:: Data ::

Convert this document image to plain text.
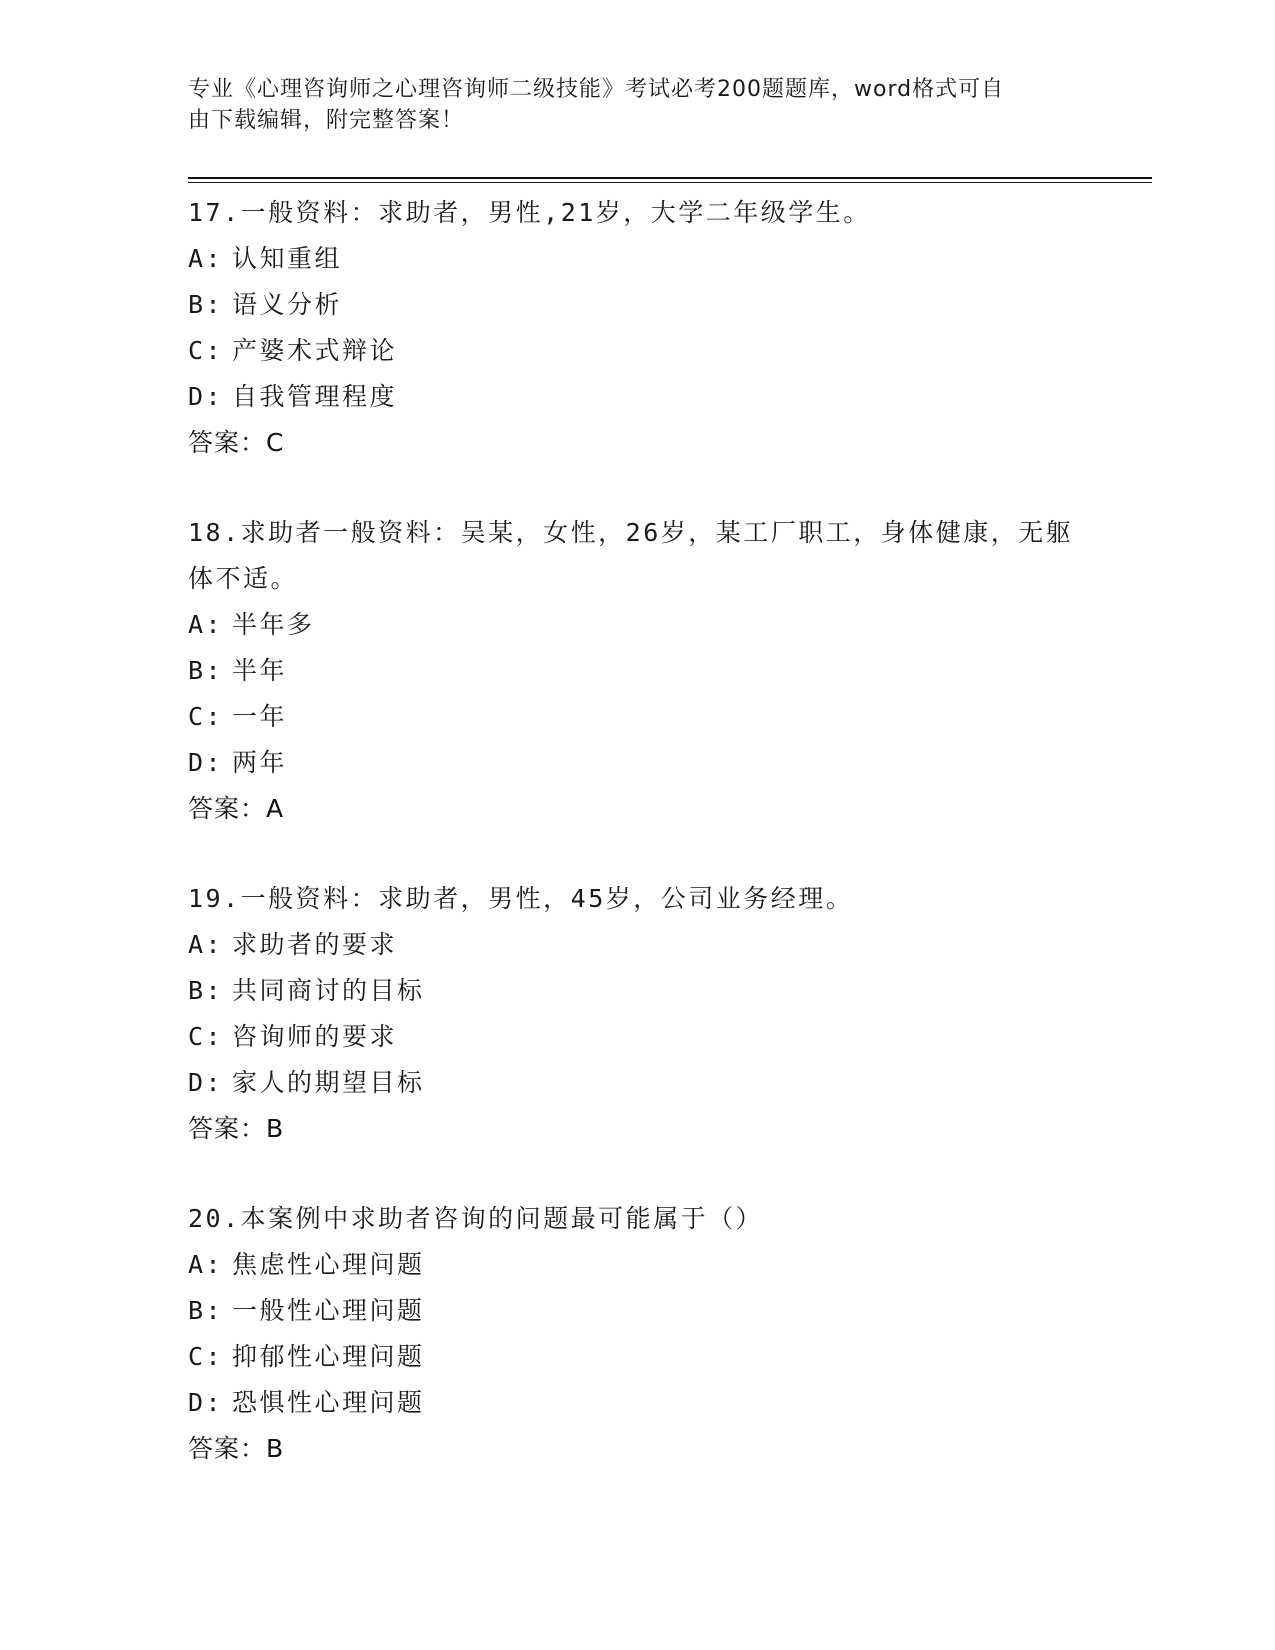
专业《心理咨询师之心理咨询师二级技能》考试必考200题题库，word格式可自
由下载编辑，附完整答案！
17.一般资料：求助者，男性,21岁，大学二年级学生。
A: 认知重组
B: 语义分析
C: 产婆术式辩论
D: 自我管理程度
答案：C
18.求助者一般资料：吴某，女性，26岁，某工厂职工，身体健康，无躯体不适。
A: 半年多
B: 半年
C: 一年
D: 两年
答案：A
19.一般资料：求助者，男性，45岁，公司业务经理。
A: 求助者的要求
B: 共同商讨的目标
C: 咨询师的要求
D: 家人的期望目标
答案：B
20.本案例中求助者咨询的问题最可能属于（）
A: 焦虑性心理问题
B: 一般性心理问题
C: 抑郁性心理问题
D: 恐惧性心理问题
答案：B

:: Task directions ::
Repeat the entries exactly. Pictures are excluded from the copy.

:: Expected answer ::
Convert this document image to plain text.
专业《心理咨询师之心理咨询师二级技能》考试必考200题题库，word格式可自
由下载编辑，附完整答案！
17.一般资料：求助者，男性,21岁，大学二年级学生。
A: 认知重组
B: 语义分析
C: 产婆术式辩论
D: 自我管理程度
答案：C
18.求助者一般资料：吴某，女性，26岁，某工厂职工，身体健康，无躯体不适。
A: 半年多
B: 半年
C: 一年
D: 两年
答案：A
19.一般资料：求助者，男性，45岁，公司业务经理。
A: 求助者的要求
B: 共同商讨的目标
C: 咨询师的要求
D: 家人的期望目标
答案：B
20.本案例中求助者咨询的问题最可能属于（）
A: 焦虑性心理问题
B: 一般性心理问题
C: 抑郁性心理问题
D: 恐惧性心理问题
答案：B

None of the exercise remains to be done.